Raw data:
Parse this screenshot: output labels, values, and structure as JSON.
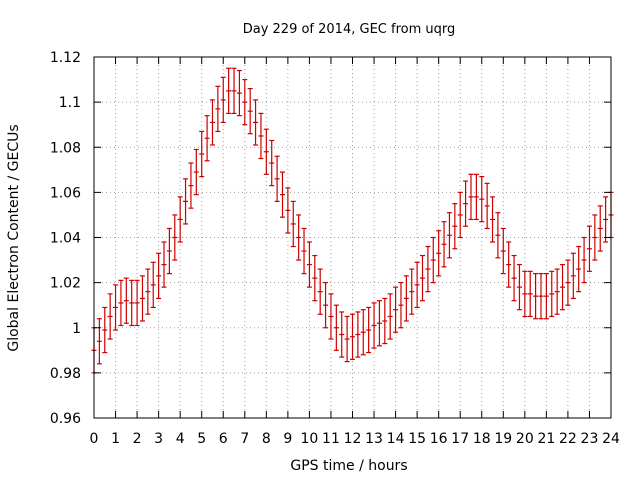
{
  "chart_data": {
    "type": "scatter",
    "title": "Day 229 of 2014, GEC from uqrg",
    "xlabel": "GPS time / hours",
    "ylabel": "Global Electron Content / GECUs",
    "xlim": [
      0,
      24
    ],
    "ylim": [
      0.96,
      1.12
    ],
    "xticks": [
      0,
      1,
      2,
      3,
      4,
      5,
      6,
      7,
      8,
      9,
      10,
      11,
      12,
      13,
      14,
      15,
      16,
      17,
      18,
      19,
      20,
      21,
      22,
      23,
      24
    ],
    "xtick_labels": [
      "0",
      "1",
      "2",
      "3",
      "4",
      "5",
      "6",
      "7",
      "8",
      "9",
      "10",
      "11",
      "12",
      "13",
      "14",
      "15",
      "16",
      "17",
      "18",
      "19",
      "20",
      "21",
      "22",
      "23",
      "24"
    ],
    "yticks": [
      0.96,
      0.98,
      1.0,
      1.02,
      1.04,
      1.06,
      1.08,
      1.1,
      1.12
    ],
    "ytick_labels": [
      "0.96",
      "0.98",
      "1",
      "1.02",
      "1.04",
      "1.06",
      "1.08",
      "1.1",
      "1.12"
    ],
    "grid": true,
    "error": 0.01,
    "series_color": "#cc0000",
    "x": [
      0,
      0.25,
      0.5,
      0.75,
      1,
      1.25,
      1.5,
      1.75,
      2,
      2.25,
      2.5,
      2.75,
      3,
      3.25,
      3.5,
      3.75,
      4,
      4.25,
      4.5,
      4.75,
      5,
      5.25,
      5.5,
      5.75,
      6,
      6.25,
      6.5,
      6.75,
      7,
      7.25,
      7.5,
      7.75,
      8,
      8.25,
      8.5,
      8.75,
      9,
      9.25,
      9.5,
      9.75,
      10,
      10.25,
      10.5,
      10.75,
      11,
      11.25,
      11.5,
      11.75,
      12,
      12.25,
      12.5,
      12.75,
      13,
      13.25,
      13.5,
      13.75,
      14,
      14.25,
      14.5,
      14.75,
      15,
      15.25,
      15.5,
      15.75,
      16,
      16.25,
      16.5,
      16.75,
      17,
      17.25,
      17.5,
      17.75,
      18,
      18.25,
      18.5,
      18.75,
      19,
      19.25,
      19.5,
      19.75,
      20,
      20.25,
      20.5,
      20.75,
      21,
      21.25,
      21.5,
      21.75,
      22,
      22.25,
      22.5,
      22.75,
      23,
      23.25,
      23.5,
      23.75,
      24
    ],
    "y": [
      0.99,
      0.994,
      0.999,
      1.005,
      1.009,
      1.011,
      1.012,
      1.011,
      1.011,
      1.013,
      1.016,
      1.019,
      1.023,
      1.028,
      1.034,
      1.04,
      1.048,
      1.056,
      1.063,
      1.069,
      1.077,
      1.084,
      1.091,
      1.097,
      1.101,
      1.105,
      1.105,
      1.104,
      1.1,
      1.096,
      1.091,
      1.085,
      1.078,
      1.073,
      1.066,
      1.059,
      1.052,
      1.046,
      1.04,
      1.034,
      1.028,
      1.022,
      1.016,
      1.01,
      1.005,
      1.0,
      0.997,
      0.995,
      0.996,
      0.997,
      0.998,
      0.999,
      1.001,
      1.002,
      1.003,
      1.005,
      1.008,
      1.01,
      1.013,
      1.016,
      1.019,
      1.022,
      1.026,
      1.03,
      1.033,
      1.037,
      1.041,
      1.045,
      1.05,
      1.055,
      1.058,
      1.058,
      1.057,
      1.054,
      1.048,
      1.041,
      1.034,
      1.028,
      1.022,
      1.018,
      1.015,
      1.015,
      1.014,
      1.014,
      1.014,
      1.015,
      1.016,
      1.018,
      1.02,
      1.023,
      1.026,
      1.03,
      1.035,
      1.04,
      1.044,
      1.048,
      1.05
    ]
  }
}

Your instructions: Copy every entry word for word, but omit the pictures.

Full answer:
Parse this screenshot: output labels, values, and structure as JSON.
{
  "chart_data": {
    "type": "scatter",
    "title": "Day 229 of 2014, GEC from uqrg",
    "xlabel": "GPS time / hours",
    "ylabel": "Global Electron Content / GECUs",
    "xlim": [
      0,
      24
    ],
    "ylim": [
      0.96,
      1.12
    ],
    "xticks": [
      0,
      1,
      2,
      3,
      4,
      5,
      6,
      7,
      8,
      9,
      10,
      11,
      12,
      13,
      14,
      15,
      16,
      17,
      18,
      19,
      20,
      21,
      22,
      23,
      24
    ],
    "xtick_labels": [
      "0",
      "1",
      "2",
      "3",
      "4",
      "5",
      "6",
      "7",
      "8",
      "9",
      "10",
      "11",
      "12",
      "13",
      "14",
      "15",
      "16",
      "17",
      "18",
      "19",
      "20",
      "21",
      "22",
      "23",
      "24"
    ],
    "yticks": [
      0.96,
      0.98,
      1.0,
      1.02,
      1.04,
      1.06,
      1.08,
      1.1,
      1.12
    ],
    "ytick_labels": [
      "0.96",
      "0.98",
      "1",
      "1.02",
      "1.04",
      "1.06",
      "1.08",
      "1.1",
      "1.12"
    ],
    "grid": true,
    "error": 0.01,
    "series_color": "#cc0000",
    "x": [
      0,
      0.25,
      0.5,
      0.75,
      1,
      1.25,
      1.5,
      1.75,
      2,
      2.25,
      2.5,
      2.75,
      3,
      3.25,
      3.5,
      3.75,
      4,
      4.25,
      4.5,
      4.75,
      5,
      5.25,
      5.5,
      5.75,
      6,
      6.25,
      6.5,
      6.75,
      7,
      7.25,
      7.5,
      7.75,
      8,
      8.25,
      8.5,
      8.75,
      9,
      9.25,
      9.5,
      9.75,
      10,
      10.25,
      10.5,
      10.75,
      11,
      11.25,
      11.5,
      11.75,
      12,
      12.25,
      12.5,
      12.75,
      13,
      13.25,
      13.5,
      13.75,
      14,
      14.25,
      14.5,
      14.75,
      15,
      15.25,
      15.5,
      15.75,
      16,
      16.25,
      16.5,
      16.75,
      17,
      17.25,
      17.5,
      17.75,
      18,
      18.25,
      18.5,
      18.75,
      19,
      19.25,
      19.5,
      19.75,
      20,
      20.25,
      20.5,
      20.75,
      21,
      21.25,
      21.5,
      21.75,
      22,
      22.25,
      22.5,
      22.75,
      23,
      23.25,
      23.5,
      23.75,
      24
    ],
    "y": [
      0.99,
      0.994,
      0.999,
      1.005,
      1.009,
      1.011,
      1.012,
      1.011,
      1.011,
      1.013,
      1.016,
      1.019,
      1.023,
      1.028,
      1.034,
      1.04,
      1.048,
      1.056,
      1.063,
      1.069,
      1.077,
      1.084,
      1.091,
      1.097,
      1.101,
      1.105,
      1.105,
      1.104,
      1.1,
      1.096,
      1.091,
      1.085,
      1.078,
      1.073,
      1.066,
      1.059,
      1.052,
      1.046,
      1.04,
      1.034,
      1.028,
      1.022,
      1.016,
      1.01,
      1.005,
      1.0,
      0.997,
      0.995,
      0.996,
      0.997,
      0.998,
      0.999,
      1.001,
      1.002,
      1.003,
      1.005,
      1.008,
      1.01,
      1.013,
      1.016,
      1.019,
      1.022,
      1.026,
      1.03,
      1.033,
      1.037,
      1.041,
      1.045,
      1.05,
      1.055,
      1.058,
      1.058,
      1.057,
      1.054,
      1.048,
      1.041,
      1.034,
      1.028,
      1.022,
      1.018,
      1.015,
      1.015,
      1.014,
      1.014,
      1.014,
      1.015,
      1.016,
      1.018,
      1.02,
      1.023,
      1.026,
      1.03,
      1.035,
      1.04,
      1.044,
      1.048,
      1.05
    ]
  }
}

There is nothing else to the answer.